| Prompt |
Scan the data below for the string "sloužiti". Copy every line where it appears.

Extracted records

★ ★ ★ ★ ★ ★ ★

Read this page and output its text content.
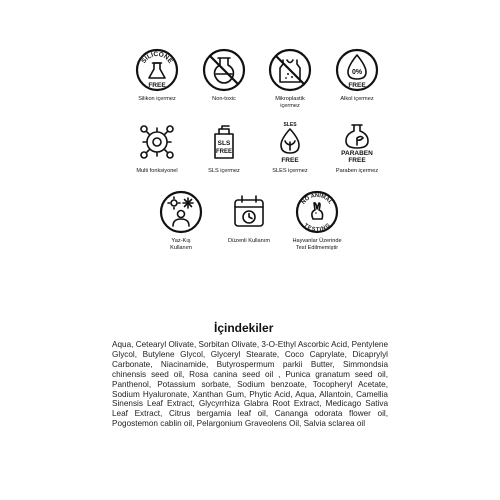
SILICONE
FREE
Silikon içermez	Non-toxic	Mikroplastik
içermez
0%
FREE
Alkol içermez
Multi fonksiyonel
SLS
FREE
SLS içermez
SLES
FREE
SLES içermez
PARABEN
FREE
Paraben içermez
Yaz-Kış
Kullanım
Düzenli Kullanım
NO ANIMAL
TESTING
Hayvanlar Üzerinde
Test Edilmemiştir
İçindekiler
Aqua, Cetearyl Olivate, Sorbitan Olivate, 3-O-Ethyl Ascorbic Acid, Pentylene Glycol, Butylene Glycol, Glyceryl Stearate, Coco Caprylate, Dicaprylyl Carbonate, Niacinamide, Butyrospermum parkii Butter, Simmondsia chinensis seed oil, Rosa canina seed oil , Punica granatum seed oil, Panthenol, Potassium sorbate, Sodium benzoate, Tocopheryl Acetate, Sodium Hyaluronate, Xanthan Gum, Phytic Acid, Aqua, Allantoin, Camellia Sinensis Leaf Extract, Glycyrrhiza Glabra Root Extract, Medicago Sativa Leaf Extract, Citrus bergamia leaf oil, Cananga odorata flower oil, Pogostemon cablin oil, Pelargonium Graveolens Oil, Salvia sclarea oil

★ ★ ★ ★ ★ ★ ★

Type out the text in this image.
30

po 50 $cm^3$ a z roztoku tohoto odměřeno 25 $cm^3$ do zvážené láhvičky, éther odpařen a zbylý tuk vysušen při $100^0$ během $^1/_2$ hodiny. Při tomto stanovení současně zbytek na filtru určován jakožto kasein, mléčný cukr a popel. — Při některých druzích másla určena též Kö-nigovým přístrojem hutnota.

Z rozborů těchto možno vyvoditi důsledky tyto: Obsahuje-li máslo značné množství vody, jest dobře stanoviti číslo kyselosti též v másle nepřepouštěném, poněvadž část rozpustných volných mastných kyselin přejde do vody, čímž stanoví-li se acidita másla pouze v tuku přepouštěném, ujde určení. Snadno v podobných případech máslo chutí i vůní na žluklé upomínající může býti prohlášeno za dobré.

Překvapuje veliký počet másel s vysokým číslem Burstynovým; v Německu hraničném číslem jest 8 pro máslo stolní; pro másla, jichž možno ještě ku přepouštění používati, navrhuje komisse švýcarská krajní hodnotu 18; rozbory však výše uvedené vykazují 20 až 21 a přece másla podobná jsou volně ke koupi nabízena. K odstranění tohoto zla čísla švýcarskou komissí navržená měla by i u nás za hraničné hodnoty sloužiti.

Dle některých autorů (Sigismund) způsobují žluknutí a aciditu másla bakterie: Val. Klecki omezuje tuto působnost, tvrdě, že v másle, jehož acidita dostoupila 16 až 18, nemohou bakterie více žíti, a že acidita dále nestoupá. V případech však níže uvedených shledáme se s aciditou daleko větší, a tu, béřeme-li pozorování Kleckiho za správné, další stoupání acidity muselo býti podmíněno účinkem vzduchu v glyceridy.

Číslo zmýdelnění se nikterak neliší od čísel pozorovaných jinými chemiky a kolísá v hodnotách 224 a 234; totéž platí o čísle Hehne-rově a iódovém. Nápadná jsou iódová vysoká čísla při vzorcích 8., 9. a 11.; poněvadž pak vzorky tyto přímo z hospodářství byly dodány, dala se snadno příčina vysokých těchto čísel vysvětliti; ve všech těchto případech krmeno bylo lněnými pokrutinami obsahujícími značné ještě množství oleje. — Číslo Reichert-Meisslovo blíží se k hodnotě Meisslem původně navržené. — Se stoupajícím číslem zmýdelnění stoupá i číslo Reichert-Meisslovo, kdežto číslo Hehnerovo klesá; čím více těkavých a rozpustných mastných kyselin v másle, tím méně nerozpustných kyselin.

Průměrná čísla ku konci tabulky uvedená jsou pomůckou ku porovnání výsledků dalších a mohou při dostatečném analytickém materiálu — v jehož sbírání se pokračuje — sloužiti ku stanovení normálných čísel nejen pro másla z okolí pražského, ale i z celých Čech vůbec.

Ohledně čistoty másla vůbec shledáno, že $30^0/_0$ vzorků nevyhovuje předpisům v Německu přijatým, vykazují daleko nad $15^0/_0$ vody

★ ★ ★ ★ ★ ★ ★

| Written answer |
Překvapuje veliký počet másel s vysokým číslem Burstynovým; v Německu hraničném číslem jest 8 pro máslo stolní; pro másla, jichž možno ještě ku přepouštění používati, navrhuje komisse švýcarská krajní hodnotu 18; rozbory však výše uvedené vykazují 20 až 21 a přece másla podobná jsou volně ke koupi nabízena. K odstranění tohoto zla čísla švýcarskou komissí navržená měla by i u nás za hraničné hodnoty sloužiti.
Průměrná čísla ku konci tabulky uvedená jsou pomůckou ku porovnání výsledků dalších a mohou při dostatečném analytickém materiálu — v jehož sbírání se pokračuje — sloužiti ku stanovení normálných čísel nejen pro másla z okolí pražského, ale i z celých Čech vůbec.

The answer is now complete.